**Items from a data source**
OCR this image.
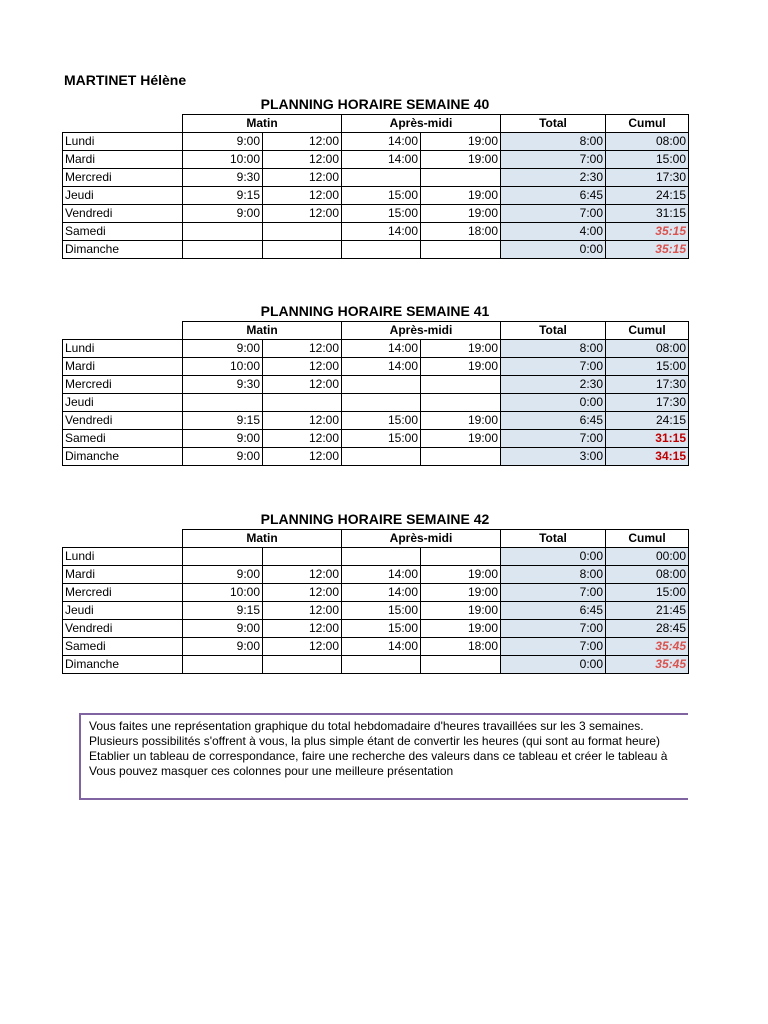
MARTINET Hélène
PLANNING HORAIRE SEMAINE 40
	Matin		Après-midi		Total	Cumul
Lundi	9:00	12:00	14:00	19:00	8:00	08:00
Mardi	10:00	12:00	14:00	19:00	7:00	15:00
Mercredi	9:30	12:00			2:30	17:30
Jeudi	9:15	12:00	15:00	19:00	6:45	24:15
Vendredi	9:00	12:00	15:00	19:00	7:00	31:15
Samedi			14:00	18:00	4:00	35:15
Dimanche					0:00	35:15
PLANNING HORAIRE SEMAINE 41
	Matin		Après-midi		Total	Cumul
Lundi	9:00	12:00	14:00	19:00	8:00	08:00
Mardi	10:00	12:00	14:00	19:00	7:00	15:00
Mercredi	9:30	12:00			2:30	17:30
Jeudi					0:00	17:30
Vendredi	9:15	12:00	15:00	19:00	6:45	24:15
Samedi	9:00	12:00	15:00	19:00	7:00	31:15
Dimanche	9:00	12:00			3:00	34:15
PLANNING HORAIRE SEMAINE 42
	Matin		Après-midi		Total	Cumul
Lundi					0:00	00:00
Mardi	9:00	12:00	14:00	19:00	8:00	08:00
Mercredi	10:00	12:00	14:00	19:00	7:00	15:00
Jeudi	9:15	12:00	15:00	19:00	6:45	21:45
Vendredi	9:00	12:00	15:00	19:00	7:00	28:45
Samedi	9:00	12:00	14:00	18:00	7:00	35:45
Dimanche					0:00	35:45
Vous faites une représentation graphique du total hebdomadaire d'heures travaillées sur les 3 semaines.
Plusieurs possibilités s'offrent à vous, la plus simple étant de convertir les heures (qui sont au format heure)
Etablier un tableau de correspondance, faire une recherche des valeurs dans ce tableau et créer le tableau à
Vous pouvez masquer ces colonnes pour une meilleure présentation
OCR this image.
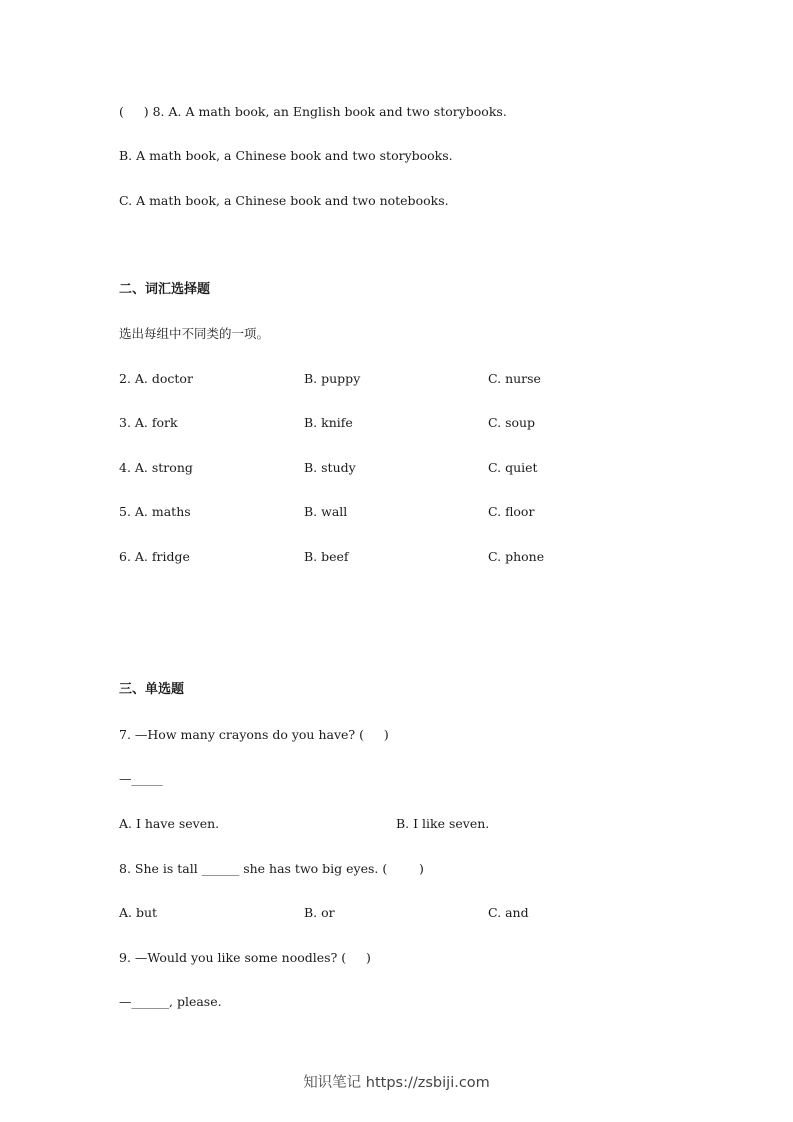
(     ) 8. A. A math book, an English book and two storybooks.
B. A math book, a Chinese book and two storybooks.
C. A math book, a Chinese book and two notebooks.
二、词汇选择题
选出每组中不同类的一项。
2. A. doctor	B. puppy	C. nurse
3. A. fork	B. knife	C. soup
4. A. strong	B. study	C. quiet
5. A. maths	B. wall	C. floor
6. A. fridge	B. beef	C. phone
三、单选题
7. —How many crayons do you have? (     )
—_____
A. I have seven.	B. I like seven.
8. She is tall ______ she has two big eyes. (        )
A. but	B. or	C. and
9. —Would you like some noodles? (     )
—______, please.
知识笔记 https://zsbiji.com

**Written instruction**
Each line in the listing above that contains "like" should be copied.

**Correct response**
A. I have seven.	B. I like seven.
9. —Would you like some noodles? (     )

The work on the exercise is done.